→ **Directive**:
Report how many lines hold the word "Blake"; answer with the number alone.

(Stored items)
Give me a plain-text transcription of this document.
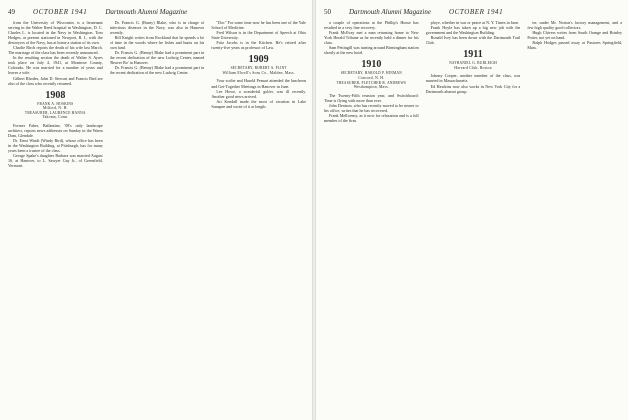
49	OCTOBER 1941	Dartmouth Alumni Magazine

from the University of Wisconsin, is a lieutenant serving in the Walter Reed hospital in Washington, D. C. Charles L. is located in the Navy in Washington. Tom Hodges, at present stationed in Newport, R. I., with the destroyers of the Navy, has at home a station of its own.

Charlie Birch reports the death of his wife last March. The marriage of the class has been recently announced.

In the resulting section the death of Walter S. Ayres took place on July 4, 1941, at Montrose County, Colorado. He was married for a number of years and leaves a wife.

Gilbert Rhodes, John D. Stewart and Francis Bird are also of the class who recently returned.

1908
FRANK A. HOSKINS
Milford, N. H.
TREASURER, LAURENCE HANNA
Takoma, Conn.

Former Faber, Ballantine, '08's only landscape architect, reports news addresses on Sunday in the Warm Dam, Glendale.

Dr. Ernst Windt (Windy Bird), whose office has been in the Washington Building, at Pittsburgh, has for many years been a trustee of the class.

George Spake's daughter Barbara was married August 16, at Hanover, to L. Sawyer Gay Jr., of Greenfield, Vermont.

Dr. Francis G. (Bunty) Blake, who is in charge of infectious diseases in the Navy, was also in Hanover recently.

Bill Knight writes from Rockland that he spends a lot of time in the woods where he fishes and hunts on his own land.

Dr. Francis G. (Benny) Blake had a prominent part in the recent dedication of the new Ludwig Center, named 'Beaver Bo' in Hanover.

Dr. Francis G. (Benny) Blake had a prominent part in the recent dedication of the new Ludwig Center.

"Doc" For some time now he has been one of the Yale School of Medicine.

Fred Wilson is in the Department of Speech at Ohio State University.

Fritz Jacobs is in the Kitchen. He's retired after twenty-five years as professor of Law.

1909
SECRETARY, ROBERT A. FLINT
William Elwell's Sons Co., Malden, Mass.

Your scribe and Harold Pemart attended the luncheon and Get-Together Meetings in Hanover in June.

Lee Howe, a wonderful golfer, was ill recently. Another good news arrived.

Art Kendall made the most of vacation in Lake Sunapee and wrote of it at length.

50	Dartmouth Alumni Magazine	OCTOBER 1941

a couple of operations at the Phillip's House has resulted in a very fine recovery.

Frank McIlvay met a man returning home to New York Herald Tribune as he recently held a dinner for his class.

Sam Pettingill was turning around Birmingham station shortly at the new hotel.

1910
SECRETARY, HAROLD P. HINMAN
Concord, N. H.
TREASURER, FLETCHER R. ANDREWS
Westhampton, Mass.

The Twenty-Fifth reunion year, and Switchboard: Time is flying with more than ever.

John Denison, who has recently moved to be nearer to his office, writes that he has recovered.

Frank Mellicemy, as it now for relaxation and is a full member of the firm.

ploye, whether in war or peace at N. Y. Times in June.

Frank Hoyle has taken up a big new job with the government and the Washington Building.

Ronald Ivey has been down with the Dartmouth Trail Club.

1911
NATHANIEL G. BURLEIGH
Harvard Club, Boston

Johnny Cooper, another member of the class, was married in Massachusetts.

Ed Hawkins now also works in New York City for a Dartmouth alumni group.

ter, under Mr. Norton's factory management, and a few high quality good collectors.

Hugh Chivers writes from South Orange and Brinley Potter, not yet on hand.

Ralph Hodges passed away at Pastores Springfield, Mass.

→ **Result of the task**:
3